■ Schriftliche Aufgabe 1: Drucke die Zeilen unter der Überschrift „Bereitgestellte Zeilen“ unverändert ab. Beginne mit der ersten dieser Zeilen und fahre bis einschließlich der Zeile fort, die „The deplaning area 16 is at (250, 644).“ enthält.

═══ Quelle

Wir sprechen nicht über, sondern mit dem Gründer der Identitären Bewegung

Martin Sellner im Interview: „Sie haben jetzt ihre Atombombe abgefeuert und es ist nichts passiert“

von Alexander Wallasch (Kommentare: 16)

Hunderttausende sind wegen ihm und der AfD auf der Straße.© Quelle: Martin Sellner

Martin Sellner hätte nicht gedacht, was sein Vortrag über „Remigration“ vor einem privaten Club von Konservativen und Rechten auslöst. Wurde der vom Verfassungsschutz als „gesichert rechtsextrem“ eingestufte Aktivist benutzt, um die AfD anzugreifen und zu diskreditieren?

Sie stehen aktuell zentral im Mittelpunkt der Correctiv-Affäre. Als Redner einer privaten Veranstaltung haben sich ein paar gutsituierte ältere Herren einen jungen wilden Wiener Aktivisten zum Essen eingeladen, um sich hinter ihrer Serviette ein bisschen zu gruseln. Richtig zusammengefasst?

Sie meinen, dass ich dort als österreichischer Exot eingeladen wurde? Ulrich Siegmund von der AfD zum Beispiel ist auch sehr jung und sehr dynamisch, ich war also nicht der einzige Jüngere dort. Aber abgesehen davon ging es den Gastgebern auch darum, verschiedene Perspektiven zusammenzuholen. Und als Aktivist bringe ich eine andere Perspektive mit als ein AfD-Politiker. Ich glaube, das war Ziel dieser Einladungspolitik, ein möglichst breites Spektrum des gesamten patriotischen Lagers zusammenzubringen.

Worin besteht die Angst vor diesen privaten Treffen? Was sollte Böses daraus erwachsen?

Ich glaube, die größte Angst des Establishments – und das wurde noch viel zu unterbelichtet – ist, dass diese Gesprächsrunde nur eine von ganz vielen ist, wo sich privat auch Leute verschiedener Strömungen – sei es die Union, die Identitäre Bewegung oder die AfD oder auch ganz unpolitische Leute treffen und sich austauschen.

Die Botschaft lautet jetzt: Spielt nicht mit den Schmuddelkindern! Wenn aber immer mehr Leute die Angst verlieren und sich mal privat anhören wollen, was so ein Sellner zu sagen hat, dann klappt ihre Dämonisierung nicht mehr. Deshalb wollen sie auch ein Exempel statuieren.

Sie haben einen jungen AfD-Politiker erwähnt. Wenn Sie im Vorfeld gewusst hätten, was das für die AfD bedeutet, wären Sie dennoch hingegangen? Warum haben Sie nicht auf den Hacken kehrtgemacht und gesagt, ich will nichts riskieren für die AfD?

══════

■ Schriftliche Aufgabe 2: Gib aus dem Interview mit Martin Sellner den Abschnitt wortgetreu aus, der mit „von Alexander Wallasch“ beginnt und bis einschließlich „gruseln. Richtig zusammengefasst?“ reicht.

═══ Bereitgestellte Zeilen

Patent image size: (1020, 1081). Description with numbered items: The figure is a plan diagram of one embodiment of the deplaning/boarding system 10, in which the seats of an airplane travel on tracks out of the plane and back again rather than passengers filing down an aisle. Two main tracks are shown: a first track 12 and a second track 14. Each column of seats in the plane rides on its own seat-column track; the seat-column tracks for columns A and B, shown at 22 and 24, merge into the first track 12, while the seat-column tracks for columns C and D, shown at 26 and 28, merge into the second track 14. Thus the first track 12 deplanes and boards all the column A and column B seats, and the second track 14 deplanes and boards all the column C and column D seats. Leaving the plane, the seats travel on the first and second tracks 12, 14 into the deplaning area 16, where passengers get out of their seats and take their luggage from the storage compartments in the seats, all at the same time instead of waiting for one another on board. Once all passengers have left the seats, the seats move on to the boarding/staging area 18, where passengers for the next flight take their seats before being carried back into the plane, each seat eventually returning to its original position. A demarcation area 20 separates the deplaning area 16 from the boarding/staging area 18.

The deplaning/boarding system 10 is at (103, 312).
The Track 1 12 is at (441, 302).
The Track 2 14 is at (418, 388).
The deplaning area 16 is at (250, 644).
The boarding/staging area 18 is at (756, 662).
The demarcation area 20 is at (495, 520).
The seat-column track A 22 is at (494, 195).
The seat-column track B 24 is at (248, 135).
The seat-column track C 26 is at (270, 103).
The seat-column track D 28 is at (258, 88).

══════

■ Schriftliche Antwort 1:
Patent image size: (1020, 1081). Description with numbered items: The figure is a plan diagram of one embodiment of the deplaning/boarding system 10, in which the seats of an airplane travel on tracks out of the plane and back again rather than passengers filing down an aisle. Two main tracks are shown: a first track 12 and a second track 14. Each column of seats in the plane rides on its own seat-column track; the seat-column tracks for columns A and B, shown at 22 and 24, merge into the first track 12, while the seat-column tracks for columns C and D, shown at 26 and 28, merge into the second track 14. Thus the first track 12 deplanes and boards all the column A and column B seats, and the second track 14 deplanes and boards all the column C and column D seats. Leaving the plane, the seats travel on the first and second tracks 12, 14 into the deplaning area 16, where passengers get out of their seats and take their luggage from the storage compartments in the seats, all at the same time instead of waiting for one another on board. Once all passengers have left the seats, the seats move on to the boarding/staging area 18, where passengers for the next flight take their seats before being carried back into the plane, each seat eventually returning to its original position. A demarcation area 20 separates the deplaning area 16 from the boarding/staging area 18.

The deplaning/boarding system 10 is at (103, 312).
The Track 1 12 is at (441, 302).
The Track 2 14 is at (418, 388).
The deplaning area 16 is at (250, 644).

■ Schriftliche Antwort 2:
von Alexander Wallasch (Kommentare: 16)

Hunderttausende sind wegen ihm und der AfD auf der Straße.© Quelle: Martin Sellner

Martin Sellner hätte nicht gedacht, was sein Vortrag über „Remigration“ vor einem privaten Club von Konservativen und Rechten auslöst. Wurde der vom Verfassungsschutz als „gesichert rechtsextrem“ eingestufte Aktivist benutzt, um die AfD anzugreifen und zu diskreditieren?

Sie stehen aktuell zentral im Mittelpunkt der Correctiv-Affäre. Als Redner einer privaten Veranstaltung haben sich ein paar gutsituierte ältere Herren einen jungen wilden Wiener Aktivisten zum Essen eingeladen, um sich hinter ihrer Serviette ein bisschen zu gruseln. Richtig zusammengefasst?